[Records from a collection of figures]
>> Start

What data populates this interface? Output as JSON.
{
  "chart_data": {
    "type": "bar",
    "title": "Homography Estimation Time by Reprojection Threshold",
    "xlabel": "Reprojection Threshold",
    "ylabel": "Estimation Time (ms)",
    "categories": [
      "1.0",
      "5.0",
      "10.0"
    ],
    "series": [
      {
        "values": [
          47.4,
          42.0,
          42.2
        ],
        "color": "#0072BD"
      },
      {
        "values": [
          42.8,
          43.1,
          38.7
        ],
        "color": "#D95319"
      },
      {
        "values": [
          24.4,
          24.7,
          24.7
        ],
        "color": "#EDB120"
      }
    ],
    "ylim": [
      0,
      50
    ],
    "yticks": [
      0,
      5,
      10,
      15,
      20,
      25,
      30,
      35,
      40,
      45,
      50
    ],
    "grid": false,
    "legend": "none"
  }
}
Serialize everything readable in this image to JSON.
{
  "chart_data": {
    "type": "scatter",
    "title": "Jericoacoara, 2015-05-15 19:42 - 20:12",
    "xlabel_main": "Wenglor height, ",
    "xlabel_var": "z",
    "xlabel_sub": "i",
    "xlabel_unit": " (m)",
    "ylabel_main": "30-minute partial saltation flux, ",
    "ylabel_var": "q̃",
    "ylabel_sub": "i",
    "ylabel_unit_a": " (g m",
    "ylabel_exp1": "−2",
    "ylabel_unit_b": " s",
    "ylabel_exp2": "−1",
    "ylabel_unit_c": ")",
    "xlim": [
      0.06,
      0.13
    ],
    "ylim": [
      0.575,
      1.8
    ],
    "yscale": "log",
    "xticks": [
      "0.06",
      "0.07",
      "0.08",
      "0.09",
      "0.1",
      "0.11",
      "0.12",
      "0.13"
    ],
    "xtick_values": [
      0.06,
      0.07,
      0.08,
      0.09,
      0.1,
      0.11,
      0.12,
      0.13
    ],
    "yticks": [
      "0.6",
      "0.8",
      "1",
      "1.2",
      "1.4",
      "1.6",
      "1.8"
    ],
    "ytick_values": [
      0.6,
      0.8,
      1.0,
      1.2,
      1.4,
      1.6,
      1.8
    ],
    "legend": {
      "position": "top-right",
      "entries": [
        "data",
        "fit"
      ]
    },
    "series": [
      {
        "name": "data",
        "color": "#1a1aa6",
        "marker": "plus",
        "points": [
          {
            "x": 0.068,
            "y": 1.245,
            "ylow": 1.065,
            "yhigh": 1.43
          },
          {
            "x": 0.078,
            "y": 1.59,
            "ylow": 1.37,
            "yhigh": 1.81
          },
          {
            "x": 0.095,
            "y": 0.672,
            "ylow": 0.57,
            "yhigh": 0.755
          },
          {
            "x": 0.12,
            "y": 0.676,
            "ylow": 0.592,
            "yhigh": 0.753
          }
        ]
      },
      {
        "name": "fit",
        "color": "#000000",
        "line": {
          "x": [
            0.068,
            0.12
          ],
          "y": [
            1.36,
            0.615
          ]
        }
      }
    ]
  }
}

>> End

### Exercise details
Select all lines with the word "this" from the entries above.

### Correct result
What data populates this interface? Output as JSON.
Serialize everything readable in this image to JSON.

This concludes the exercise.